» REQUIRED TASK: Lines containing the word "Бумага" should be extracted in full.

» ENTRIES:
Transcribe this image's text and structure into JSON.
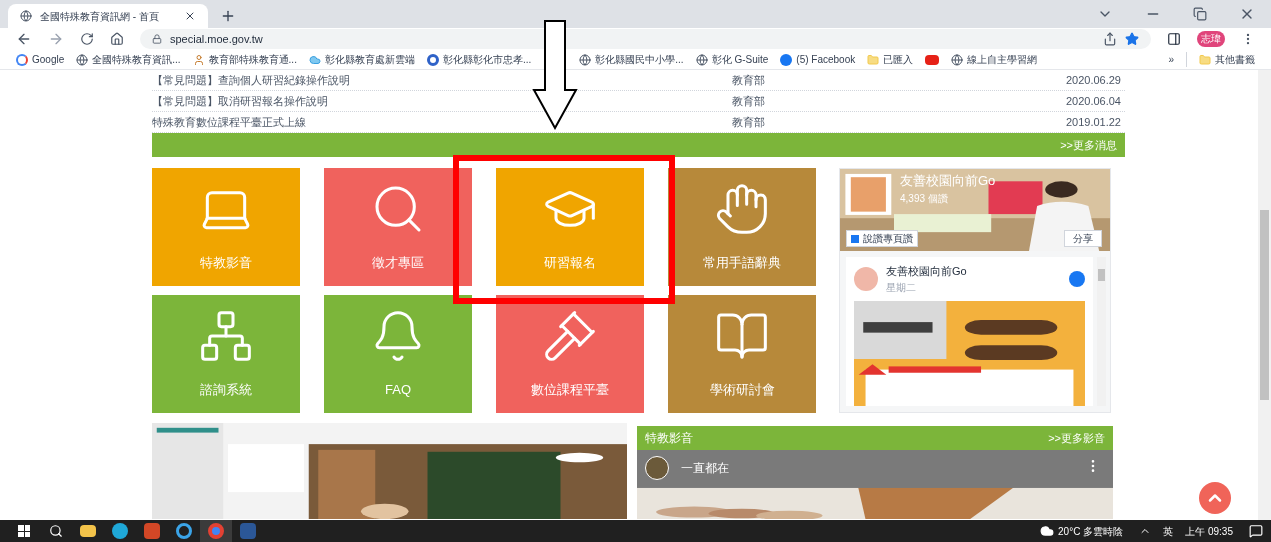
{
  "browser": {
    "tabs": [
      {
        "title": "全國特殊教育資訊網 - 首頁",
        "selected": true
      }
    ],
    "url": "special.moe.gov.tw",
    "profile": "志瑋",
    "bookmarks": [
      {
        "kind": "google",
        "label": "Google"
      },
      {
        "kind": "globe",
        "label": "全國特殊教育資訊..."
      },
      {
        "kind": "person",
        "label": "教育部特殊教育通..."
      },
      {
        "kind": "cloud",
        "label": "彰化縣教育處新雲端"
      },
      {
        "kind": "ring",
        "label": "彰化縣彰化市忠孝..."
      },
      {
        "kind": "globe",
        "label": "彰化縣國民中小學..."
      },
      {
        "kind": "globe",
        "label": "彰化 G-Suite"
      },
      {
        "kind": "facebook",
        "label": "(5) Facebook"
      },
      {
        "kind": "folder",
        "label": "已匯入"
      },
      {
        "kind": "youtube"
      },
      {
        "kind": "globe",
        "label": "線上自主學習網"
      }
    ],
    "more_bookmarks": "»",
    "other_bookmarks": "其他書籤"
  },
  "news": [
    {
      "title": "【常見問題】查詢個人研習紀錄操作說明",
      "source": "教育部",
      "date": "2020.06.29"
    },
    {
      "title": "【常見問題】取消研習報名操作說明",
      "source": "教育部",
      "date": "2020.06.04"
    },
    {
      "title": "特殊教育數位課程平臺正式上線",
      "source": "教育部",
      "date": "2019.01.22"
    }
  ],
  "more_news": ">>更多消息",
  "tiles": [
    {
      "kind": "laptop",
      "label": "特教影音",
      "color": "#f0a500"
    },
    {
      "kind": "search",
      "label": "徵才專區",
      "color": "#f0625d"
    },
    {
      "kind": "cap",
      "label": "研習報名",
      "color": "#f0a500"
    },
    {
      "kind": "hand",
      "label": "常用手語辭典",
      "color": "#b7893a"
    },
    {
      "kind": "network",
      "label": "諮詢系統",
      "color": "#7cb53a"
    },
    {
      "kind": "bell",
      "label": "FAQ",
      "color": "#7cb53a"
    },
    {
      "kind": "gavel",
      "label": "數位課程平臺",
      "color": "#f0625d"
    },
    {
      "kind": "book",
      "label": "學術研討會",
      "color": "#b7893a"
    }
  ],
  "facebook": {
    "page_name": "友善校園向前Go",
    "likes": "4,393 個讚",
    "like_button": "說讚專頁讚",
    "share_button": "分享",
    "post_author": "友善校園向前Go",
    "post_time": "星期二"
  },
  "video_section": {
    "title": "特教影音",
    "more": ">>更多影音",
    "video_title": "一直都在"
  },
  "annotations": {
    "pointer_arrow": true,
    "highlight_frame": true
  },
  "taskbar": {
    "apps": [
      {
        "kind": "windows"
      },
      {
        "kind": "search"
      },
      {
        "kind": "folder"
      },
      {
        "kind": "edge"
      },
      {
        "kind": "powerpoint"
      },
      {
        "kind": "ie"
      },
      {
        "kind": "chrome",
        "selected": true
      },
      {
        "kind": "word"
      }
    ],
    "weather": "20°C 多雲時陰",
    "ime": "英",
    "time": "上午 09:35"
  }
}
* * *
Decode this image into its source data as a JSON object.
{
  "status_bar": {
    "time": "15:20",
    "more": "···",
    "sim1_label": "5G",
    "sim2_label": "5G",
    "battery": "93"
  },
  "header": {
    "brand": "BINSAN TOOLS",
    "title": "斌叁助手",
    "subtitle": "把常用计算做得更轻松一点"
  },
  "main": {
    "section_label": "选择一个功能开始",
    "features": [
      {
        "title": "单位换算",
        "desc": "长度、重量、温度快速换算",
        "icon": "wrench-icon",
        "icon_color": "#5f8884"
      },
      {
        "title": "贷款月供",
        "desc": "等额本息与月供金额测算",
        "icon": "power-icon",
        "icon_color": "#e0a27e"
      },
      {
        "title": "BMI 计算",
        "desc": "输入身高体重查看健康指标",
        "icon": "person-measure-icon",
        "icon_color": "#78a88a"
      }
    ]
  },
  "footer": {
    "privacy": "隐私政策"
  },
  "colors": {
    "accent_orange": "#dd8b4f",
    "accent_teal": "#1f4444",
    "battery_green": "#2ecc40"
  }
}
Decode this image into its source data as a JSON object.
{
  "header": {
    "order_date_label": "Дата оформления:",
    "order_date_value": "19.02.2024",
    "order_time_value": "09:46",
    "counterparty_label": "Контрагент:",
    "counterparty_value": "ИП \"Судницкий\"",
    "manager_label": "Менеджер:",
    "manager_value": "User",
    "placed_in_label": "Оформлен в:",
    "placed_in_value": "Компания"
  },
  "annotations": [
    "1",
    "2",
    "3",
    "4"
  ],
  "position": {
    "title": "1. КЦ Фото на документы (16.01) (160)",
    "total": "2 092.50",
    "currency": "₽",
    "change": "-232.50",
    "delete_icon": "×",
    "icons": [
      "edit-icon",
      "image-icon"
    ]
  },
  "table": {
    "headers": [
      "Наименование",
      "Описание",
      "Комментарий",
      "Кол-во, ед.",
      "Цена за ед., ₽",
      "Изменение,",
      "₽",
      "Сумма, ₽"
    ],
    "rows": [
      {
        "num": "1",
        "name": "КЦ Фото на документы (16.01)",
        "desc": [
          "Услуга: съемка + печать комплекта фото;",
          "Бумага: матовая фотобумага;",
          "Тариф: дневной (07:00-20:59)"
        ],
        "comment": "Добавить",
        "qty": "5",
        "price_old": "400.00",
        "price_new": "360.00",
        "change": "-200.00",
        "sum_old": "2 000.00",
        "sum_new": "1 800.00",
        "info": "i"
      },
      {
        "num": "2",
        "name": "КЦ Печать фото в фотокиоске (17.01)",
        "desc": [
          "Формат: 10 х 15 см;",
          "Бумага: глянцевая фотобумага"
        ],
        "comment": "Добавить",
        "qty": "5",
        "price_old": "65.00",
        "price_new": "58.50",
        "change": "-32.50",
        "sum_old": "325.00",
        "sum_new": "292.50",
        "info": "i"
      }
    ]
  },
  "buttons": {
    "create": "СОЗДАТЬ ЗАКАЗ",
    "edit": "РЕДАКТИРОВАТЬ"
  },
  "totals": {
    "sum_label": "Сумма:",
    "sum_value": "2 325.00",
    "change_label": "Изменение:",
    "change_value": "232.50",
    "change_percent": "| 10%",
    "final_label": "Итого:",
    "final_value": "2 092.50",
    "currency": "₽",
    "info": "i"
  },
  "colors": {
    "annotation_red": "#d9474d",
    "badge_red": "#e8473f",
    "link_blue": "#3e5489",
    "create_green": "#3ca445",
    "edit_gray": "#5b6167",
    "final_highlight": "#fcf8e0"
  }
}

» RIGHT ANSWER:
          "Бумага: матовая фотобумага;",
          "Бумага: глянцевая фотобумага"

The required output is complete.